Task details => From the listing below, pick out each line with the word "Kefalonia".

┌─ Task input

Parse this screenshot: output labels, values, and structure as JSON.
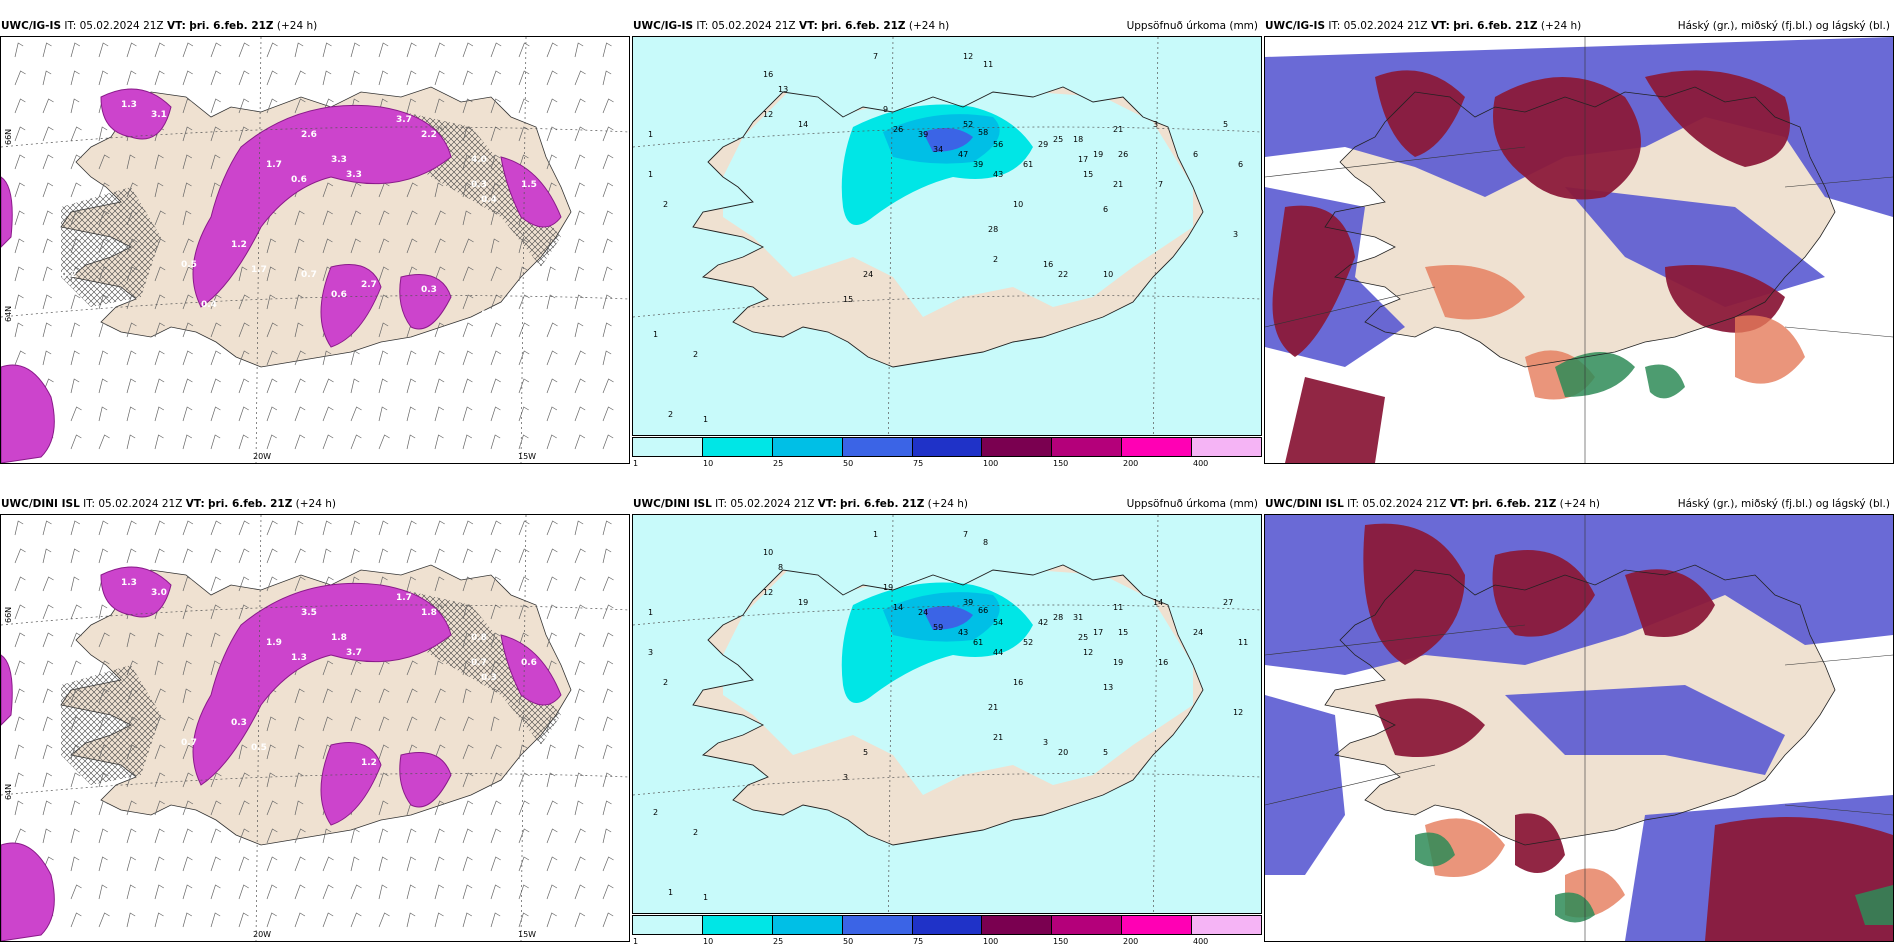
{
  "top_row": {
    "model": "UWC/IG-IS",
    "it_label": "IT:",
    "it_value": "05.02.2024 21Z",
    "vt_label": "VT:",
    "vt_value": "þri. 6.feb. 21Z",
    "lead": "(+24 h)"
  },
  "bottom_row": {
    "model": "UWC/DINI ISL",
    "it_label": "IT:",
    "it_value": "05.02.2024 21Z",
    "vt_label": "VT:",
    "vt_value": "þri. 6.feb. 21Z",
    "lead": "(+24 h)"
  },
  "precip_title": "Uppsöfnuð úrkoma (mm)",
  "cloud_title": "Háský (gr.), miðský (fj.bl.) og lágský (bl.)",
  "axis_labels": {
    "lon_left": "20W",
    "lon_right": "15W",
    "lat_top": "66N",
    "lat_bottom": "64N"
  },
  "colorbar": {
    "ticks": [
      "1",
      "10",
      "25",
      "50",
      "75",
      "100",
      "150",
      "200",
      "400"
    ],
    "colors": [
      "#c8fafa",
      "#00e6e6",
      "#00bfe6",
      "#3b64e6",
      "#1f32c8",
      "#7a0050",
      "#b4007a",
      "#ff00b4",
      "#f5b4f5"
    ]
  },
  "precip_top_values": [
    "7",
    "12",
    "11",
    "16",
    "13",
    "12",
    "14",
    "9",
    "26",
    "39",
    "34",
    "52",
    "58",
    "56",
    "47",
    "39",
    "43",
    "61",
    "29",
    "25",
    "18",
    "17",
    "15",
    "19",
    "21",
    "26",
    "21",
    "10",
    "6",
    "7",
    "3",
    "6",
    "5",
    "6",
    "3",
    "2",
    "22",
    "28",
    "16",
    "10",
    "24",
    "15",
    "1",
    "2",
    "1",
    "1",
    "2",
    "2",
    "1"
  ],
  "precip_bottom_values": [
    "1",
    "7",
    "8",
    "10",
    "8",
    "12",
    "19",
    "19",
    "14",
    "24",
    "59",
    "39",
    "66",
    "54",
    "43",
    "61",
    "44",
    "52",
    "42",
    "28",
    "31",
    "25",
    "12",
    "17",
    "11",
    "15",
    "19",
    "16",
    "13",
    "16",
    "14",
    "24",
    "27",
    "11",
    "12",
    "21",
    "20",
    "21",
    "3",
    "5",
    "5",
    "3",
    "1",
    "2",
    "3",
    "2",
    "2",
    "1",
    "1"
  ],
  "wind_top_values": [
    "1.3",
    "3.1",
    "3.7",
    "2.2",
    "1.7",
    "2.6",
    "3.3",
    "0.6",
    "3.3",
    "4.0",
    "0.3",
    "0.4",
    "1.5",
    "0.5",
    "1.2",
    "2.7",
    "1.7",
    "0.4",
    "0.6",
    "0.7",
    "1.2",
    "0.3",
    "0.2"
  ],
  "wind_bottom_values": [
    "1.3",
    "3.0",
    "1.7",
    "1.8",
    "1.9",
    "3.5",
    "1.8",
    "1.3",
    "3.7",
    "0.8",
    "0.7",
    "0.3",
    "0.6",
    "0.7",
    "0.3",
    "1.2",
    "0.5"
  ]
}
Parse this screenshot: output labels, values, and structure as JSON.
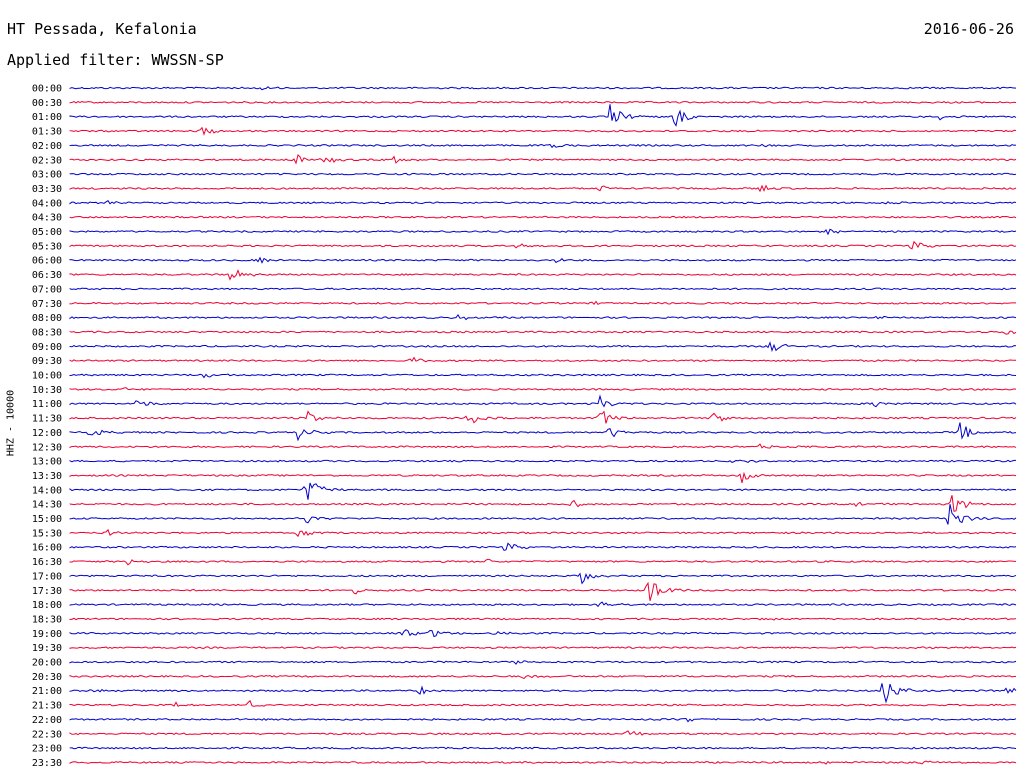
{
  "header": {
    "station": "HT Pessada, Kefalonia",
    "date": "2016-06-26",
    "filter_label": "Applied filter: WWSSN-SP"
  },
  "chart_data": {
    "type": "line",
    "title": "HT Pessada, Kefalonia",
    "ylabel": "HHZ - 10000",
    "grid": false,
    "series_colors": [
      "#0000cc",
      "#ee0033"
    ],
    "rows": [
      {
        "label": "00:00",
        "events": [
          [
            20,
            0.3
          ]
        ]
      },
      {
        "label": "00:30",
        "events": []
      },
      {
        "label": "01:00",
        "events": [
          [
            57,
            1.5
          ],
          [
            64,
            1.3
          ],
          [
            92,
            0.3
          ]
        ]
      },
      {
        "label": "01:30",
        "events": [
          [
            14,
            0.5
          ],
          [
            73,
            0.2
          ]
        ]
      },
      {
        "label": "02:00",
        "events": [
          [
            51,
            0.4
          ],
          [
            73,
            0.2
          ]
        ]
      },
      {
        "label": "02:30",
        "events": [
          [
            24,
            0.7
          ],
          [
            27,
            0.5
          ],
          [
            34,
            0.6
          ]
        ]
      },
      {
        "label": "03:00",
        "events": []
      },
      {
        "label": "03:30",
        "events": [
          [
            56,
            0.5
          ],
          [
            73,
            0.4
          ]
        ]
      },
      {
        "label": "04:00",
        "events": [
          [
            4,
            0.3
          ],
          [
            86,
            0.2
          ]
        ]
      },
      {
        "label": "04:30",
        "events": []
      },
      {
        "label": "05:00",
        "events": [
          [
            80,
            0.4
          ]
        ]
      },
      {
        "label": "05:30",
        "events": [
          [
            47,
            0.3
          ],
          [
            89,
            0.6
          ]
        ]
      },
      {
        "label": "06:00",
        "events": [
          [
            20,
            0.4
          ],
          [
            51,
            0.3
          ]
        ]
      },
      {
        "label": "06:30",
        "events": [
          [
            17,
            1.0
          ]
        ]
      },
      {
        "label": "07:00",
        "events": []
      },
      {
        "label": "07:30",
        "events": [
          [
            55,
            0.2
          ]
        ]
      },
      {
        "label": "08:00",
        "events": [
          [
            41,
            0.3
          ],
          [
            85,
            0.3
          ]
        ]
      },
      {
        "label": "08:30",
        "events": [
          [
            99,
            0.5
          ]
        ]
      },
      {
        "label": "09:00",
        "events": [
          [
            74,
            0.8
          ]
        ]
      },
      {
        "label": "09:30",
        "events": [
          [
            36,
            0.5
          ]
        ]
      },
      {
        "label": "10:00",
        "events": [
          [
            14,
            0.4
          ]
        ]
      },
      {
        "label": "10:30",
        "events": [
          [
            5,
            0.3
          ]
        ]
      },
      {
        "label": "11:00",
        "events": [
          [
            7,
            0.6
          ],
          [
            56,
            0.8
          ],
          [
            85,
            0.5
          ]
        ]
      },
      {
        "label": "11:30",
        "events": [
          [
            25,
            0.9
          ],
          [
            42,
            1.0
          ],
          [
            56,
            1.2
          ],
          [
            68,
            0.9
          ]
        ]
      },
      {
        "label": "12:00",
        "events": [
          [
            2,
            0.6
          ],
          [
            24,
            0.9
          ],
          [
            57,
            0.8
          ],
          [
            94,
            1.2
          ]
        ]
      },
      {
        "label": "12:30",
        "events": [
          [
            73,
            0.3
          ]
        ]
      },
      {
        "label": "13:00",
        "events": [
          [
            70,
            0.5
          ]
        ]
      },
      {
        "label": "13:30",
        "events": [
          [
            71,
            0.9
          ]
        ]
      },
      {
        "label": "14:00",
        "events": [
          [
            25,
            1.9
          ]
        ]
      },
      {
        "label": "14:30",
        "events": [
          [
            53,
            0.6
          ],
          [
            83,
            0.5
          ],
          [
            93,
            1.5
          ]
        ]
      },
      {
        "label": "15:00",
        "events": [
          [
            25,
            0.7
          ],
          [
            93,
            2.0
          ]
        ]
      },
      {
        "label": "15:30",
        "events": [
          [
            4,
            0.4
          ],
          [
            24,
            0.5
          ]
        ]
      },
      {
        "label": "16:00",
        "events": [
          [
            46,
            0.6
          ]
        ]
      },
      {
        "label": "16:30",
        "events": [
          [
            6,
            0.5
          ],
          [
            44,
            0.3
          ]
        ]
      },
      {
        "label": "17:00",
        "events": [
          [
            54,
            0.9
          ]
        ]
      },
      {
        "label": "17:30",
        "events": [
          [
            61,
            2.2
          ],
          [
            30,
            0.4
          ]
        ]
      },
      {
        "label": "18:00",
        "events": [
          [
            56,
            0.4
          ]
        ]
      },
      {
        "label": "18:30",
        "events": [
          [
            73,
            0.2
          ]
        ]
      },
      {
        "label": "19:00",
        "events": [
          [
            35,
            0.8
          ],
          [
            38,
            0.7
          ],
          [
            45,
            0.3
          ]
        ]
      },
      {
        "label": "19:30",
        "events": []
      },
      {
        "label": "20:00",
        "events": [
          [
            47,
            0.3
          ]
        ]
      },
      {
        "label": "20:30",
        "events": [
          [
            48,
            0.3
          ]
        ]
      },
      {
        "label": "21:00",
        "events": [
          [
            2,
            0.3
          ],
          [
            37,
            0.5
          ],
          [
            86,
            2.0
          ],
          [
            99,
            0.6
          ]
        ]
      },
      {
        "label": "21:30",
        "events": [
          [
            11,
            0.4
          ],
          [
            19,
            0.5
          ]
        ]
      },
      {
        "label": "22:00",
        "events": [
          [
            65,
            0.3
          ]
        ]
      },
      {
        "label": "22:30",
        "events": [
          [
            59,
            0.4
          ]
        ]
      },
      {
        "label": "23:00",
        "events": []
      },
      {
        "label": "23:30",
        "events": [
          [
            80,
            0.3
          ],
          [
            90,
            0.2
          ]
        ]
      }
    ]
  }
}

└─

Solution for this exercise =>
    "station": "HT Pessada, Kefalonia",
    "title": "HT Pessada, Kefalonia",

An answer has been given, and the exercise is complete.